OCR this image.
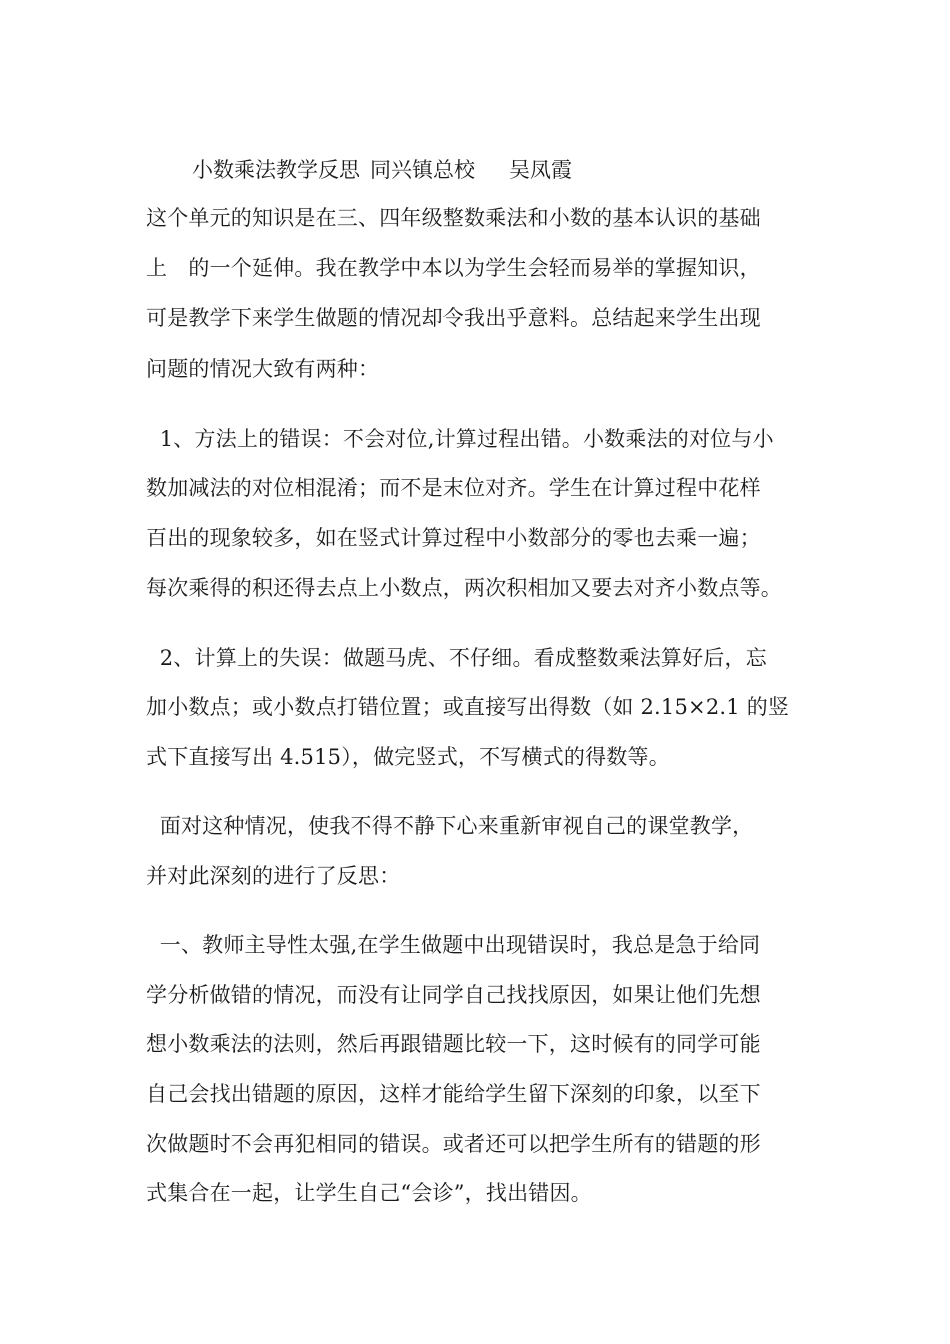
小数乘法教学反思 同兴镇总校 吴凤霞
这个单元的知识是在三、四年级整数乘法和小数的基本认识的基础
上　的一个延伸。我在教学中本以为学生会轻而易举的掌握知识，
可是教学下来学生做题的情况却令我出乎意料。总结起来学生出现
问题的情况大致有两种：
1、方法上的错误：不会对位,计算过程出错。小数乘法的对位与小
数加减法的对位相混淆；而不是末位对齐。学生在计算过程中花样
百出的现象较多，如在竖式计算过程中小数部分的零也去乘一遍；
每次乘得的积还得去点上小数点，两次积相加又要去对齐小数点等。
2、计算上的失误：做题马虎、不仔细。看成整数乘法算好后，忘
加小数点；或小数点打错位置；或直接写出得数（如 2.15×2.1 的竖
式下直接写出 4.515），做完竖式，不写横式的得数等。
面对这种情况，使我不得不静下心来重新审视自己的课堂教学，
并对此深刻的进行了反思：
一、教师主导性太强,在学生做题中出现错误时，我总是急于给同
学分析做错的情况，而没有让同学自己找找原因，如果让他们先想
想小数乘法的法则，然后再跟错题比较一下，这时候有的同学可能
自己会找出错题的原因，这样才能给学生留下深刻的印象，以至下
次做题时不会再犯相同的错误。或者还可以把学生所有的错题的形
式集合在一起，让学生自己“会诊”，找出错因。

———

Short exercise — Above are the records; reproduce them exactly and leave out the pictures.

Full output —
OCR this image.
小数乘法教学反思 同兴镇总校 吴凤霞
这个单元的知识是在三、四年级整数乘法和小数的基本认识的基础
上　的一个延伸。我在教学中本以为学生会轻而易举的掌握知识，
可是教学下来学生做题的情况却令我出乎意料。总结起来学生出现
问题的情况大致有两种：
1、方法上的错误：不会对位,计算过程出错。小数乘法的对位与小
数加减法的对位相混淆；而不是末位对齐。学生在计算过程中花样
百出的现象较多，如在竖式计算过程中小数部分的零也去乘一遍；
每次乘得的积还得去点上小数点，两次积相加又要去对齐小数点等。
2、计算上的失误：做题马虎、不仔细。看成整数乘法算好后，忘
加小数点；或小数点打错位置；或直接写出得数（如 2.15×2.1 的竖
式下直接写出 4.515），做完竖式，不写横式的得数等。
面对这种情况，使我不得不静下心来重新审视自己的课堂教学，
并对此深刻的进行了反思：
一、教师主导性太强,在学生做题中出现错误时，我总是急于给同
学分析做错的情况，而没有让同学自己找找原因，如果让他们先想
想小数乘法的法则，然后再跟错题比较一下，这时候有的同学可能
自己会找出错题的原因，这样才能给学生留下深刻的印象，以至下
次做题时不会再犯相同的错误。或者还可以把学生所有的错题的形
式集合在一起，让学生自己“会诊”，找出错因。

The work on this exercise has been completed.